--- What to produce ---
Write the material out again in full, word for word. Do not include the pictures.

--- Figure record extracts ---
--

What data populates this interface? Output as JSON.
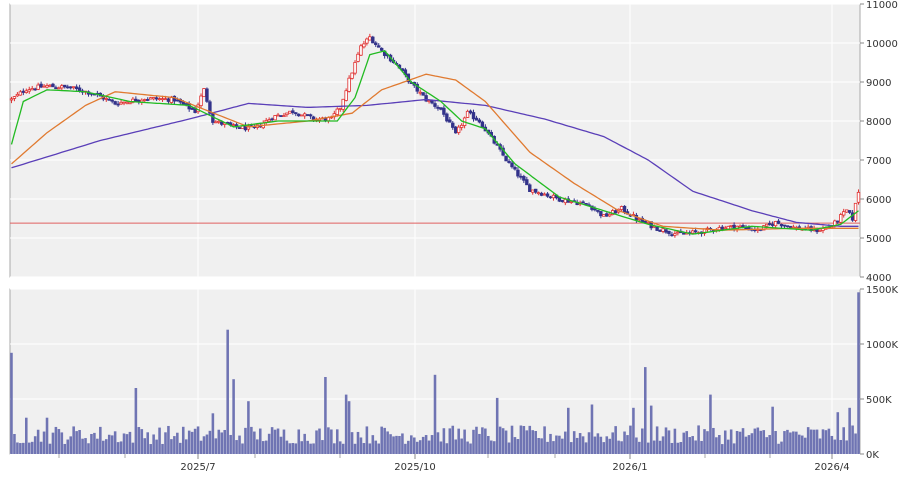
{
  "chart_data": [
    {
      "type": "candlestick",
      "title": "",
      "y_ticks": [
        "11000",
        "10000",
        "9000",
        "8000",
        "7000",
        "6000",
        "5000",
        "4000"
      ],
      "ylim": [
        4000,
        11000
      ],
      "x_ticks": [
        "2025/7",
        "2025/10",
        "2026/1",
        "2026/4"
      ],
      "grid": true,
      "reference_line": 5380,
      "colors": {
        "up": "#e03030",
        "down": "#33338a",
        "ma_short": "#22bb22",
        "ma_mid": "#e07a30",
        "ma_long": "#5a3fb8",
        "reference": "#e06060"
      },
      "price_keypoints": [
        [
          0,
          8550
        ],
        [
          5,
          8820
        ],
        [
          12,
          8900
        ],
        [
          20,
          8850
        ],
        [
          28,
          8700
        ],
        [
          35,
          8450
        ],
        [
          45,
          8580
        ],
        [
          55,
          8550
        ],
        [
          62,
          8250
        ],
        [
          65,
          8800
        ],
        [
          68,
          8000
        ],
        [
          75,
          7850
        ],
        [
          82,
          7800
        ],
        [
          88,
          8100
        ],
        [
          95,
          8250
        ],
        [
          102,
          8050
        ],
        [
          108,
          8050
        ],
        [
          111,
          8350
        ],
        [
          114,
          9050
        ],
        [
          118,
          9900
        ],
        [
          121,
          10150
        ],
        [
          125,
          9800
        ],
        [
          130,
          9450
        ],
        [
          135,
          8950
        ],
        [
          140,
          8550
        ],
        [
          145,
          8300
        ],
        [
          150,
          7650
        ],
        [
          154,
          8200
        ],
        [
          158,
          8000
        ],
        [
          163,
          7450
        ],
        [
          168,
          6900
        ],
        [
          175,
          6250
        ],
        [
          185,
          6000
        ],
        [
          195,
          5850
        ],
        [
          200,
          5550
        ],
        [
          206,
          5750
        ],
        [
          212,
          5450
        ],
        [
          218,
          5250
        ],
        [
          225,
          5100
        ],
        [
          232,
          5150
        ],
        [
          238,
          5250
        ],
        [
          245,
          5300
        ],
        [
          252,
          5200
        ],
        [
          258,
          5400
        ],
        [
          265,
          5250
        ],
        [
          272,
          5200
        ],
        [
          277,
          5300
        ],
        [
          280,
          5550
        ],
        [
          282,
          5700
        ],
        [
          284,
          5500
        ],
        [
          286,
          6200
        ]
      ],
      "ma_short_keypoints": [
        [
          0,
          7400
        ],
        [
          4,
          8500
        ],
        [
          12,
          8800
        ],
        [
          25,
          8750
        ],
        [
          40,
          8500
        ],
        [
          60,
          8400
        ],
        [
          75,
          7850
        ],
        [
          90,
          8000
        ],
        [
          110,
          8000
        ],
        [
          116,
          8600
        ],
        [
          121,
          9700
        ],
        [
          126,
          9800
        ],
        [
          135,
          9000
        ],
        [
          145,
          8500
        ],
        [
          152,
          8000
        ],
        [
          160,
          7800
        ],
        [
          170,
          6900
        ],
        [
          185,
          6050
        ],
        [
          200,
          5700
        ],
        [
          215,
          5350
        ],
        [
          230,
          5100
        ],
        [
          250,
          5300
        ],
        [
          270,
          5200
        ],
        [
          280,
          5350
        ],
        [
          286,
          5700
        ]
      ],
      "ma_mid_keypoints": [
        [
          0,
          6900
        ],
        [
          12,
          7700
        ],
        [
          25,
          8400
        ],
        [
          35,
          8750
        ],
        [
          55,
          8600
        ],
        [
          80,
          7850
        ],
        [
          100,
          8000
        ],
        [
          115,
          8200
        ],
        [
          125,
          8800
        ],
        [
          140,
          9200
        ],
        [
          150,
          9050
        ],
        [
          160,
          8500
        ],
        [
          175,
          7200
        ],
        [
          190,
          6400
        ],
        [
          205,
          5700
        ],
        [
          220,
          5300
        ],
        [
          240,
          5200
        ],
        [
          265,
          5250
        ],
        [
          286,
          5250
        ]
      ],
      "ma_long_keypoints": [
        [
          0,
          6800
        ],
        [
          30,
          7500
        ],
        [
          60,
          8050
        ],
        [
          80,
          8450
        ],
        [
          100,
          8350
        ],
        [
          120,
          8400
        ],
        [
          140,
          8550
        ],
        [
          160,
          8400
        ],
        [
          180,
          8050
        ],
        [
          200,
          7600
        ],
        [
          215,
          7000
        ],
        [
          230,
          6200
        ],
        [
          250,
          5700
        ],
        [
          265,
          5400
        ],
        [
          280,
          5300
        ],
        [
          286,
          5300
        ]
      ]
    },
    {
      "type": "bar",
      "title": "",
      "y_ticks": [
        "1500K",
        "1000K",
        "500K",
        "0K"
      ],
      "ylim": [
        0,
        1500000
      ],
      "x_ticks": [
        "2025/7",
        "2025/10",
        "2026/1",
        "2026/4"
      ],
      "grid": true,
      "color": "#6f74b3",
      "volume_spikes": [
        [
          0,
          920000
        ],
        [
          5,
          330000
        ],
        [
          12,
          330000
        ],
        [
          42,
          600000
        ],
        [
          68,
          370000
        ],
        [
          73,
          1130000
        ],
        [
          75,
          680000
        ],
        [
          80,
          480000
        ],
        [
          106,
          700000
        ],
        [
          113,
          540000
        ],
        [
          114,
          480000
        ],
        [
          143,
          720000
        ],
        [
          164,
          510000
        ],
        [
          188,
          420000
        ],
        [
          196,
          450000
        ],
        [
          210,
          420000
        ],
        [
          214,
          790000
        ],
        [
          216,
          440000
        ],
        [
          236,
          540000
        ],
        [
          257,
          430000
        ],
        [
          279,
          380000
        ],
        [
          283,
          420000
        ],
        [
          286,
          1470000
        ]
      ]
    }
  ]
}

--

--- Exercise solution ---
What data populates this interface? Output as JSON.
{
  "chart_data": [
    {
      "type": "candlestick",
      "title": "",
      "y_ticks": [
        "11000",
        "10000",
        "9000",
        "8000",
        "7000",
        "6000",
        "5000",
        "4000"
      ],
      "ylim": [
        4000,
        11000
      ],
      "x_ticks": [
        "2025/7",
        "2025/10",
        "2026/1",
        "2026/4"
      ],
      "grid": true,
      "reference_line": 5380,
      "colors": {
        "up": "#e03030",
        "down": "#33338a",
        "ma_short": "#22bb22",
        "ma_mid": "#e07a30",
        "ma_long": "#5a3fb8",
        "reference": "#e06060"
      },
      "price_keypoints": [
        [
          0,
          8550
        ],
        [
          5,
          8820
        ],
        [
          12,
          8900
        ],
        [
          20,
          8850
        ],
        [
          28,
          8700
        ],
        [
          35,
          8450
        ],
        [
          45,
          8580
        ],
        [
          55,
          8550
        ],
        [
          62,
          8250
        ],
        [
          65,
          8800
        ],
        [
          68,
          8000
        ],
        [
          75,
          7850
        ],
        [
          82,
          7800
        ],
        [
          88,
          8100
        ],
        [
          95,
          8250
        ],
        [
          102,
          8050
        ],
        [
          108,
          8050
        ],
        [
          111,
          8350
        ],
        [
          114,
          9050
        ],
        [
          118,
          9900
        ],
        [
          121,
          10150
        ],
        [
          125,
          9800
        ],
        [
          130,
          9450
        ],
        [
          135,
          8950
        ],
        [
          140,
          8550
        ],
        [
          145,
          8300
        ],
        [
          150,
          7650
        ],
        [
          154,
          8200
        ],
        [
          158,
          8000
        ],
        [
          163,
          7450
        ],
        [
          168,
          6900
        ],
        [
          175,
          6250
        ],
        [
          185,
          6000
        ],
        [
          195,
          5850
        ],
        [
          200,
          5550
        ],
        [
          206,
          5750
        ],
        [
          212,
          5450
        ],
        [
          218,
          5250
        ],
        [
          225,
          5100
        ],
        [
          232,
          5150
        ],
        [
          238,
          5250
        ],
        [
          245,
          5300
        ],
        [
          252,
          5200
        ],
        [
          258,
          5400
        ],
        [
          265,
          5250
        ],
        [
          272,
          5200
        ],
        [
          277,
          5300
        ],
        [
          280,
          5550
        ],
        [
          282,
          5700
        ],
        [
          284,
          5500
        ],
        [
          286,
          6200
        ]
      ],
      "ma_short_keypoints": [
        [
          0,
          7400
        ],
        [
          4,
          8500
        ],
        [
          12,
          8800
        ],
        [
          25,
          8750
        ],
        [
          40,
          8500
        ],
        [
          60,
          8400
        ],
        [
          75,
          7850
        ],
        [
          90,
          8000
        ],
        [
          110,
          8000
        ],
        [
          116,
          8600
        ],
        [
          121,
          9700
        ],
        [
          126,
          9800
        ],
        [
          135,
          9000
        ],
        [
          145,
          8500
        ],
        [
          152,
          8000
        ],
        [
          160,
          7800
        ],
        [
          170,
          6900
        ],
        [
          185,
          6050
        ],
        [
          200,
          5700
        ],
        [
          215,
          5350
        ],
        [
          230,
          5100
        ],
        [
          250,
          5300
        ],
        [
          270,
          5200
        ],
        [
          280,
          5350
        ],
        [
          286,
          5700
        ]
      ],
      "ma_mid_keypoints": [
        [
          0,
          6900
        ],
        [
          12,
          7700
        ],
        [
          25,
          8400
        ],
        [
          35,
          8750
        ],
        [
          55,
          8600
        ],
        [
          80,
          7850
        ],
        [
          100,
          8000
        ],
        [
          115,
          8200
        ],
        [
          125,
          8800
        ],
        [
          140,
          9200
        ],
        [
          150,
          9050
        ],
        [
          160,
          8500
        ],
        [
          175,
          7200
        ],
        [
          190,
          6400
        ],
        [
          205,
          5700
        ],
        [
          220,
          5300
        ],
        [
          240,
          5200
        ],
        [
          265,
          5250
        ],
        [
          286,
          5250
        ]
      ],
      "ma_long_keypoints": [
        [
          0,
          6800
        ],
        [
          30,
          7500
        ],
        [
          60,
          8050
        ],
        [
          80,
          8450
        ],
        [
          100,
          8350
        ],
        [
          120,
          8400
        ],
        [
          140,
          8550
        ],
        [
          160,
          8400
        ],
        [
          180,
          8050
        ],
        [
          200,
          7600
        ],
        [
          215,
          7000
        ],
        [
          230,
          6200
        ],
        [
          250,
          5700
        ],
        [
          265,
          5400
        ],
        [
          280,
          5300
        ],
        [
          286,
          5300
        ]
      ]
    },
    {
      "type": "bar",
      "title": "",
      "y_ticks": [
        "1500K",
        "1000K",
        "500K",
        "0K"
      ],
      "ylim": [
        0,
        1500000
      ],
      "x_ticks": [
        "2025/7",
        "2025/10",
        "2026/1",
        "2026/4"
      ],
      "grid": true,
      "color": "#6f74b3",
      "volume_spikes": [
        [
          0,
          920000
        ],
        [
          5,
          330000
        ],
        [
          12,
          330000
        ],
        [
          42,
          600000
        ],
        [
          68,
          370000
        ],
        [
          73,
          1130000
        ],
        [
          75,
          680000
        ],
        [
          80,
          480000
        ],
        [
          106,
          700000
        ],
        [
          113,
          540000
        ],
        [
          114,
          480000
        ],
        [
          143,
          720000
        ],
        [
          164,
          510000
        ],
        [
          188,
          420000
        ],
        [
          196,
          450000
        ],
        [
          210,
          420000
        ],
        [
          214,
          790000
        ],
        [
          216,
          440000
        ],
        [
          236,
          540000
        ],
        [
          257,
          430000
        ],
        [
          279,
          380000
        ],
        [
          283,
          420000
        ],
        [
          286,
          1470000
        ]
      ]
    }
  ]
}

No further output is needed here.